WHAT YOU WILL DO =>
Scan the material for the word "condition", and copy each line where it shows up.

DATA ROWS =>
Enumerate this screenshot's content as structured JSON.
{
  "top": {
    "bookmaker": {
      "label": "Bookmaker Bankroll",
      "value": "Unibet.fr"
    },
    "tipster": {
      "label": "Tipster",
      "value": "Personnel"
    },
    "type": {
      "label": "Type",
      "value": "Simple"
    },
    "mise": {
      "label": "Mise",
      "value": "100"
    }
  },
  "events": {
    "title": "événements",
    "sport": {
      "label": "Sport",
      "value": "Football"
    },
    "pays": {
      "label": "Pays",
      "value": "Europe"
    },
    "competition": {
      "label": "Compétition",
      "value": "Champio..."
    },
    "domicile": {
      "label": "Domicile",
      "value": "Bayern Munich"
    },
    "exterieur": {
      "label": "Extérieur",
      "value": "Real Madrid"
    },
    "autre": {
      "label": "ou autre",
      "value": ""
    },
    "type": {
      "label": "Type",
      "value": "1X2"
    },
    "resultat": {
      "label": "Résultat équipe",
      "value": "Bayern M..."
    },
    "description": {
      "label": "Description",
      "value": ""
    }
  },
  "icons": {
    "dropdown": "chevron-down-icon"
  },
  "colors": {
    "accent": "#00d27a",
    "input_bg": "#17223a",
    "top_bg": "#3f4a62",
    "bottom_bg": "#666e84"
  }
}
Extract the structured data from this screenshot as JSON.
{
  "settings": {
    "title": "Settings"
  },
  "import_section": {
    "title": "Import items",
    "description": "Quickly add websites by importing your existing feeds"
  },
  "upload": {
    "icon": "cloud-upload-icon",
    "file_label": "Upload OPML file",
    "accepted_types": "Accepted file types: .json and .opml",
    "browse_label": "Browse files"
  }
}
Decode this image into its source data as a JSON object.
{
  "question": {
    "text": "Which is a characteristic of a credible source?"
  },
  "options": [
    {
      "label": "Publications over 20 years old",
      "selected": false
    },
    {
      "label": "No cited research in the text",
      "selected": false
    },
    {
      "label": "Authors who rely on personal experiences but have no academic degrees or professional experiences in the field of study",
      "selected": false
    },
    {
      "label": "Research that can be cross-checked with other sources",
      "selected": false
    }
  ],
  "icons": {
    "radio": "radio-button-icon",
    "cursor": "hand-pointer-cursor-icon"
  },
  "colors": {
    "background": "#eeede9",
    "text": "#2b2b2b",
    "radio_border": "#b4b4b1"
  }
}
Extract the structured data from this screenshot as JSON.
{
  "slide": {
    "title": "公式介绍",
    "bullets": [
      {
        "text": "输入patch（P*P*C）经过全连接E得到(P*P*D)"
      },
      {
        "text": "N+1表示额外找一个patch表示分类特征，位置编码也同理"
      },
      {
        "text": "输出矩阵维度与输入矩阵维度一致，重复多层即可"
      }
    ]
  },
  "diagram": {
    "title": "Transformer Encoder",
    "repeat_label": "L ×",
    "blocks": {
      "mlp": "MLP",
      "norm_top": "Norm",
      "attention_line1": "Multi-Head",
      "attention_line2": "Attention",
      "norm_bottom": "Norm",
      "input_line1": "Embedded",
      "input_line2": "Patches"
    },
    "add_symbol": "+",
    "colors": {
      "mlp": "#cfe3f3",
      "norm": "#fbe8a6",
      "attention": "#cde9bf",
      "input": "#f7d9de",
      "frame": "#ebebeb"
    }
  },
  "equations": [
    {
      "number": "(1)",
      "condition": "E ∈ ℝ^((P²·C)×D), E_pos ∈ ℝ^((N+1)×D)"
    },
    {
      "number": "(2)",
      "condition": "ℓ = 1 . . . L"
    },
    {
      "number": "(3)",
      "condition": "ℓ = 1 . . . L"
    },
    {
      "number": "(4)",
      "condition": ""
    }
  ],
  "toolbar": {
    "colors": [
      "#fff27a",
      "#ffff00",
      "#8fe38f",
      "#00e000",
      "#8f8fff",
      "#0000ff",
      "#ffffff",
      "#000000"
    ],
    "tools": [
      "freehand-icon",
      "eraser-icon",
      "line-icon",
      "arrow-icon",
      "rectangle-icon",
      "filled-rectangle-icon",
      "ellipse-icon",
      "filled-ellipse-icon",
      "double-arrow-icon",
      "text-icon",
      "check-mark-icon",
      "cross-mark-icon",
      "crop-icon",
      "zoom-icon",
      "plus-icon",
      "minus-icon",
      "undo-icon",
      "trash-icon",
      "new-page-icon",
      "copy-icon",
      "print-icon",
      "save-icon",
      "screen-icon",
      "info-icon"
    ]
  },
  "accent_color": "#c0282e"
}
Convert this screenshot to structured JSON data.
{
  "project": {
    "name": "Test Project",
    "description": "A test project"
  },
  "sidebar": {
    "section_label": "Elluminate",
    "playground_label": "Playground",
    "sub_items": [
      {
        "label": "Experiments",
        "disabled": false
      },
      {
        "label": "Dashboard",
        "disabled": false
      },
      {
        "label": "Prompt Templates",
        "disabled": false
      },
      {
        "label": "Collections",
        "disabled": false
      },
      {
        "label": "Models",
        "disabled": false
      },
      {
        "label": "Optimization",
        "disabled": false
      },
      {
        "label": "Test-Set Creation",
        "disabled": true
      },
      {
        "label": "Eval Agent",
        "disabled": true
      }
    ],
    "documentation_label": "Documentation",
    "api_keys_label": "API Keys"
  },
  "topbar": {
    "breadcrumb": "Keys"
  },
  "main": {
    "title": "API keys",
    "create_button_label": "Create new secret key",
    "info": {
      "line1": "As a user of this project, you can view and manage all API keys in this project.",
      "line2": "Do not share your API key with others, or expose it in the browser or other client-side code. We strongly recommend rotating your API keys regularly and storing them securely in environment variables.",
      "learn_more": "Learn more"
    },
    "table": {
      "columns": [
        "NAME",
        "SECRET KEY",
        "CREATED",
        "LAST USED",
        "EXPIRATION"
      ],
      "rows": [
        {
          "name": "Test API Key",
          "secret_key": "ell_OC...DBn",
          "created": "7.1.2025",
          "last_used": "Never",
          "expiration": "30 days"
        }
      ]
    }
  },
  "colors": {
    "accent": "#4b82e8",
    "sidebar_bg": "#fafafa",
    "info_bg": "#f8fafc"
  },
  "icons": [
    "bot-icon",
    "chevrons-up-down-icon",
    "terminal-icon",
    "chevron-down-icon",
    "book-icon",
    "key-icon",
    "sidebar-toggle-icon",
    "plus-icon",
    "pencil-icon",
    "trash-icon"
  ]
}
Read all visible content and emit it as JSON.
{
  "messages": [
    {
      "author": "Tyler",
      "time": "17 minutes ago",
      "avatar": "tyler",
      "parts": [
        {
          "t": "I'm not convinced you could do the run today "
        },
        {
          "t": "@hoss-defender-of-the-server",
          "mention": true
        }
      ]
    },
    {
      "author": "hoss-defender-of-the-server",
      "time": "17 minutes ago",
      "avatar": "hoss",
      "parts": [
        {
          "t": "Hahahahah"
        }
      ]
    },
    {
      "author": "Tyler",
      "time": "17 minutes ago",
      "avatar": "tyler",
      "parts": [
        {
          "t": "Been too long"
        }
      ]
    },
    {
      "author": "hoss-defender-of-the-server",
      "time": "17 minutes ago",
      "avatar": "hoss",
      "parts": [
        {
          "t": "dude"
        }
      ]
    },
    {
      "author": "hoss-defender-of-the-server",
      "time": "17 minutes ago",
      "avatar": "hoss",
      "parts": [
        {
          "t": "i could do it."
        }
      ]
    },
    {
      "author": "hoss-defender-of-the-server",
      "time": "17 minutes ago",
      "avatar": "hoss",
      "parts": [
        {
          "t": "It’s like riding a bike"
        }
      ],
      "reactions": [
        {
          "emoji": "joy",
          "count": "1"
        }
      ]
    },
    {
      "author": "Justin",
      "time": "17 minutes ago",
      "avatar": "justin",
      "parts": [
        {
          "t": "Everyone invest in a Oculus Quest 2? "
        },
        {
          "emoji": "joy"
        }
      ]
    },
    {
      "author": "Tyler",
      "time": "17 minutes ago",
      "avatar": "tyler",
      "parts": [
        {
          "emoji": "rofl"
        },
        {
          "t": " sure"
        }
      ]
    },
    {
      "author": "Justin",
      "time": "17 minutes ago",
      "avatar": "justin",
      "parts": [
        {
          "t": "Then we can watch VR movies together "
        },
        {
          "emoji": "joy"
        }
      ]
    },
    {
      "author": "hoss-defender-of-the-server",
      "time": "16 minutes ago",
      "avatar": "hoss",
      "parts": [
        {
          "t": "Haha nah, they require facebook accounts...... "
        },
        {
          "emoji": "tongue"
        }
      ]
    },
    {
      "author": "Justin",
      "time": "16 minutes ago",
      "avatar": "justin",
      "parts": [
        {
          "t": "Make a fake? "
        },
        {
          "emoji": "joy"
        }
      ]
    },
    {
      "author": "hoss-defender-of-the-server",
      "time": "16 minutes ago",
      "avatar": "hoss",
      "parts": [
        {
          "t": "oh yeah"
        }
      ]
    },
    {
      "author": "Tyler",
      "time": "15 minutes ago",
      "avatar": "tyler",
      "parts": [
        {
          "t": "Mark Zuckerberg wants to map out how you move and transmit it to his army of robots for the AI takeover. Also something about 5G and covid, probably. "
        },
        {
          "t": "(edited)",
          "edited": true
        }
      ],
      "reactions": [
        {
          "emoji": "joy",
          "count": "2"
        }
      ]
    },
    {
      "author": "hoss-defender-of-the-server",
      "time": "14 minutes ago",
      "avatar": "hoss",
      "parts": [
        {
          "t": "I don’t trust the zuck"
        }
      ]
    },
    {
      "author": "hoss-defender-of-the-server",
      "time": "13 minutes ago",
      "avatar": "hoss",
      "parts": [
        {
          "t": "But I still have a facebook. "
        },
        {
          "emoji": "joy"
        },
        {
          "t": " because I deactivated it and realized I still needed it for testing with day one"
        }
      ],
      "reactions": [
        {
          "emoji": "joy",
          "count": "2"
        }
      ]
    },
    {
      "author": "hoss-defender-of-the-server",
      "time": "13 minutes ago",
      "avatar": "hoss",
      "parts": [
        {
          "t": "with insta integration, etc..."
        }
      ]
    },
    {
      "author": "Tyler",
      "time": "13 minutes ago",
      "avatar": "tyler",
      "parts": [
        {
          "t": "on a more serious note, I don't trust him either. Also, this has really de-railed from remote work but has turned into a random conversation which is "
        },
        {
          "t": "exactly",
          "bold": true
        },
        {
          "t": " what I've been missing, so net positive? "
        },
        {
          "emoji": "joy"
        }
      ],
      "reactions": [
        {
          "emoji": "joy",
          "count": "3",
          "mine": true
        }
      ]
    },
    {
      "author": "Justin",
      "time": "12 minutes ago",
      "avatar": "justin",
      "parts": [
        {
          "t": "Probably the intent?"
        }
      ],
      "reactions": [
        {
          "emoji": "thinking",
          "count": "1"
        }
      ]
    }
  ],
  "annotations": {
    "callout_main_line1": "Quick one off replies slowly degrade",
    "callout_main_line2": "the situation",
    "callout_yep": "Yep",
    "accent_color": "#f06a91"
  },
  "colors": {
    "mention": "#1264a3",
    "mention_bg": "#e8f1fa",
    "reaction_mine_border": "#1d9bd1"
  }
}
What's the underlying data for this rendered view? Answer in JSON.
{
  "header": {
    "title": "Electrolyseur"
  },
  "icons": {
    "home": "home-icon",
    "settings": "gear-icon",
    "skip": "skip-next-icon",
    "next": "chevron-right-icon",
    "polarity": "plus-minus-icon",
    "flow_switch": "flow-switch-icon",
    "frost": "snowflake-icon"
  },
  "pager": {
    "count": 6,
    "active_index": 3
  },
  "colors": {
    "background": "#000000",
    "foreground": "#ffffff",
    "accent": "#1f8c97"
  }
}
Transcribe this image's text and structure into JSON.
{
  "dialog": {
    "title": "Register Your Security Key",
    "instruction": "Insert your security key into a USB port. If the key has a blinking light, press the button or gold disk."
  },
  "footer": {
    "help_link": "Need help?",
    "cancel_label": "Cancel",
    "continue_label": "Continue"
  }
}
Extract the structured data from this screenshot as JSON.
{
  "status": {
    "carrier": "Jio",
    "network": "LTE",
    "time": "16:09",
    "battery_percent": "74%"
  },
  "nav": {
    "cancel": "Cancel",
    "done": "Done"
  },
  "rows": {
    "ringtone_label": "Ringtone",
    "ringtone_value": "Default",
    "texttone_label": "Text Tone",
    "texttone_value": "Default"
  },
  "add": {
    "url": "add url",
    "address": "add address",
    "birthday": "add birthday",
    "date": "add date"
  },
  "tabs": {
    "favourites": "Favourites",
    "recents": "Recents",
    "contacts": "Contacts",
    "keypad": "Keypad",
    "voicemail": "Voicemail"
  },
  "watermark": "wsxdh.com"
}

TASK RESPONSE =>
      "condition": "E ∈ ℝ^((P²·C)×D), E_pos ∈ ℝ^((N+1)×D)"
      "condition": "ℓ = 1 . . . L"
      "condition": "ℓ = 1 . . . L"
      "condition": ""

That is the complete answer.